** Start of DATA FOR THIS EXERCISE **

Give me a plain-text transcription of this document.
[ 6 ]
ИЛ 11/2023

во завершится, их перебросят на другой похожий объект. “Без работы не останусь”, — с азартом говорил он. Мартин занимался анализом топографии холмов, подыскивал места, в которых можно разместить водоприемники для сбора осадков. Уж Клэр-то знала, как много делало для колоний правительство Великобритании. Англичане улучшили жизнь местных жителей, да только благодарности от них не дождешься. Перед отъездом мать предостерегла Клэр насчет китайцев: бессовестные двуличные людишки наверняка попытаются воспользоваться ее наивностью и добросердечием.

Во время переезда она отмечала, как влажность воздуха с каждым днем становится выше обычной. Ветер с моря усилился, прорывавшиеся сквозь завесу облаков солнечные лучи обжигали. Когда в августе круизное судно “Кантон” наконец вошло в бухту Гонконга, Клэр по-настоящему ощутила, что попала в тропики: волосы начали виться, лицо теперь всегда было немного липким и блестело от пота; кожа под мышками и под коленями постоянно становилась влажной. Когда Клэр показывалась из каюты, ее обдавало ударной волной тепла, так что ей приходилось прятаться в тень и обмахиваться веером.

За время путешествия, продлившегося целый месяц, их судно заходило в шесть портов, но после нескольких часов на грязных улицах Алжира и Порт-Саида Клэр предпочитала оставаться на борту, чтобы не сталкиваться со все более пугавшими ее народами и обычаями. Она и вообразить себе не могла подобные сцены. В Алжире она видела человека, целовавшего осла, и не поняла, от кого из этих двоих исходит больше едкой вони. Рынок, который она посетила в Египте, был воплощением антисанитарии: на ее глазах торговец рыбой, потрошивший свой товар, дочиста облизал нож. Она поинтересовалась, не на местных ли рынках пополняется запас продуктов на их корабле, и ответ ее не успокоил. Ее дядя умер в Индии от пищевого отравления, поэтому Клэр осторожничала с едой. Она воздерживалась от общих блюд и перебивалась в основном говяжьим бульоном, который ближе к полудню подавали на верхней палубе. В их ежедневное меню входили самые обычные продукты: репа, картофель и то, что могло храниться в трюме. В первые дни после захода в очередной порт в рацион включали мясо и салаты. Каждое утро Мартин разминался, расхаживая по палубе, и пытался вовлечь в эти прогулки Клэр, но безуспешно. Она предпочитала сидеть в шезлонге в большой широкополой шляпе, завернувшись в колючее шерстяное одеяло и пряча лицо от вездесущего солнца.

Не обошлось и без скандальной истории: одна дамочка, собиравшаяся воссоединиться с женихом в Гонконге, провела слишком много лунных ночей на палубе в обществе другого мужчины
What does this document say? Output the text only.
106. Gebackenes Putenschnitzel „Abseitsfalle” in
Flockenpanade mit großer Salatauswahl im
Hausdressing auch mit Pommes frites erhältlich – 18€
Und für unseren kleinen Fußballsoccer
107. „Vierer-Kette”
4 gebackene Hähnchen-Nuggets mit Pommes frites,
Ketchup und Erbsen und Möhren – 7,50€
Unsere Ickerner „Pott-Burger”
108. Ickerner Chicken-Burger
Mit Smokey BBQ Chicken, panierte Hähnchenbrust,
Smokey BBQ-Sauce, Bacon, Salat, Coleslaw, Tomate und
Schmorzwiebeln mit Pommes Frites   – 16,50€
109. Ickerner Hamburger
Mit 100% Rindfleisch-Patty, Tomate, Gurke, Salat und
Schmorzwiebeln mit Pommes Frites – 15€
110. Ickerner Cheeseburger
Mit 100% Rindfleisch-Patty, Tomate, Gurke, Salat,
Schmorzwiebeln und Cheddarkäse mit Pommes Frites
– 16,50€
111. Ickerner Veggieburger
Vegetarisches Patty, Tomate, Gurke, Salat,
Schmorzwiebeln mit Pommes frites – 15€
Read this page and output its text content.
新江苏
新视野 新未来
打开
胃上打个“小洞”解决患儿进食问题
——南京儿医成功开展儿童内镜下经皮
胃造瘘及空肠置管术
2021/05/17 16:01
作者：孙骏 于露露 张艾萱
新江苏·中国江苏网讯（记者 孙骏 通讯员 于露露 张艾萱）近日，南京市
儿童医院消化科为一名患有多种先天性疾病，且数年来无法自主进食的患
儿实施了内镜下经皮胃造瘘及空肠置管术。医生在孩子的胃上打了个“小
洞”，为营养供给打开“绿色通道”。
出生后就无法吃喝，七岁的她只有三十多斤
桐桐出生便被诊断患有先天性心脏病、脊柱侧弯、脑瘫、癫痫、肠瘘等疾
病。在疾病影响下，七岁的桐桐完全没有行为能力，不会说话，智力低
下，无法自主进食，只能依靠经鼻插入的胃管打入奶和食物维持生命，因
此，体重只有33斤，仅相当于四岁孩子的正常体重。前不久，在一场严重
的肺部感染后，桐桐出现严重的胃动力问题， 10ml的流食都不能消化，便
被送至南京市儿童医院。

** End of DATA FOR THIS EXERCISE **

▶ [WORK INSTRUCTIONS]
Write out the full listing exactly as given.

▶ [TASK RESPONSE]
Give me a plain-text transcription of this document.
[ 6 ]
ИЛ 11/2023

во завершится, их перебросят на другой похожий объект. “Без работы не останусь”, — с азартом говорил он. Мартин занимался анализом топографии холмов, подыскивал места, в которых можно разместить водоприемники для сбора осадков. Уж Клэр-то знала, как много делало для колоний правительство Великобритании. Англичане улучшили жизнь местных жителей, да только благодарности от них не дождешься. Перед отъездом мать предостерегла Клэр насчет китайцев: бессовестные двуличные людишки наверняка попытаются воспользоваться ее наивностью и добросердечием.

Во время переезда она отмечала, как влажность воздуха с каждым днем становится выше обычной. Ветер с моря усилился, прорывавшиеся сквозь завесу облаков солнечные лучи обжигали. Когда в августе круизное судно “Кантон” наконец вошло в бухту Гонконга, Клэр по-настоящему ощутила, что попала в тропики: волосы начали виться, лицо теперь всегда было немного липким и блестело от пота; кожа под мышками и под коленями постоянно становилась влажной. Когда Клэр показывалась из каюты, ее обдавало ударной волной тепла, так что ей приходилось прятаться в тень и обмахиваться веером.

За время путешествия, продлившегося целый месяц, их судно заходило в шесть портов, но после нескольких часов на грязных улицах Алжира и Порт-Саида Клэр предпочитала оставаться на борту, чтобы не сталкиваться со все более пугавшими ее народами и обычаями. Она и вообразить себе не могла подобные сцены. В Алжире она видела человека, целовавшего осла, и не поняла, от кого из этих двоих исходит больше едкой вони. Рынок, который она посетила в Египте, был воплощением антисанитарии: на ее глазах торговец рыбой, потрошивший свой товар, дочиста облизал нож. Она поинтересовалась, не на местных ли рынках пополняется запас продуктов на их корабле, и ответ ее не успокоил. Ее дядя умер в Индии от пищевого отравления, поэтому Клэр осторожничала с едой. Она воздерживалась от общих блюд и перебивалась в основном говяжьим бульоном, который ближе к полудню подавали на верхней палубе. В их ежедневное меню входили самые обычные продукты: репа, картофель и то, что могло храниться в трюме. В первые дни после захода в очередной порт в рацион включали мясо и салаты. Каждое утро Мартин разминался, расхаживая по палубе, и пытался вовлечь в эти прогулки Клэр, но безуспешно. Она предпочитала сидеть в шезлонге в большой широкополой шляпе, завернувшись в колючее шерстяное одеяло и пряча лицо от вездесущего солнца.

Не обошлось и без скандальной истории: одна дамочка, собиравшаяся воссоединиться с женихом в Гонконге, провела слишком много лунных ночей на палубе в обществе другого мужчины
What does this document say? Output the text only.
106. Gebackenes Putenschnitzel „Abseitsfalle” in
Flockenpanade mit großer Salatauswahl im
Hausdressing auch mit Pommes frites erhältlich – 18€
Und für unseren kleinen Fußballsoccer
107. „Vierer-Kette”
4 gebackene Hähnchen-Nuggets mit Pommes frites,
Ketchup und Erbsen und Möhren – 7,50€
Unsere Ickerner „Pott-Burger”
108. Ickerner Chicken-Burger
Mit Smokey BBQ Chicken, panierte Hähnchenbrust,
Smokey BBQ-Sauce, Bacon, Salat, Coleslaw, Tomate und
Schmorzwiebeln mit Pommes Frites   – 16,50€
109. Ickerner Hamburger
Mit 100% Rindfleisch-Patty, Tomate, Gurke, Salat und
Schmorzwiebeln mit Pommes Frites – 15€
110. Ickerner Cheeseburger
Mit 100% Rindfleisch-Patty, Tomate, Gurke, Salat,
Schmorzwiebeln und Cheddarkäse mit Pommes Frites
– 16,50€
111. Ickerner Veggieburger
Vegetarisches Patty, Tomate, Gurke, Salat,
Schmorzwiebeln mit Pommes frites – 15€
Read this page and output its text content.
新江苏
新视野 新未来
打开
胃上打个“小洞”解决患儿进食问题
——南京儿医成功开展儿童内镜下经皮
胃造瘘及空肠置管术
2021/05/17 16:01
作者：孙骏 于露露 张艾萱
新江苏·中国江苏网讯（记者 孙骏 通讯员 于露露 张艾萱）近日，南京市
儿童医院消化科为一名患有多种先天性疾病，且数年来无法自主进食的患
儿实施了内镜下经皮胃造瘘及空肠置管术。医生在孩子的胃上打了个“小
洞”，为营养供给打开“绿色通道”。
出生后就无法吃喝，七岁的她只有三十多斤
桐桐出生便被诊断患有先天性心脏病、脊柱侧弯、脑瘫、癫痫、肠瘘等疾
病。在疾病影响下，七岁的桐桐完全没有行为能力，不会说话，智力低
下，无法自主进食，只能依靠经鼻插入的胃管打入奶和食物维持生命，因
此，体重只有33斤，仅相当于四岁孩子的正常体重。前不久，在一场严重
的肺部感染后，桐桐出现严重的胃动力问题， 10ml的流食都不能消化，便
被送至南京市儿童医院。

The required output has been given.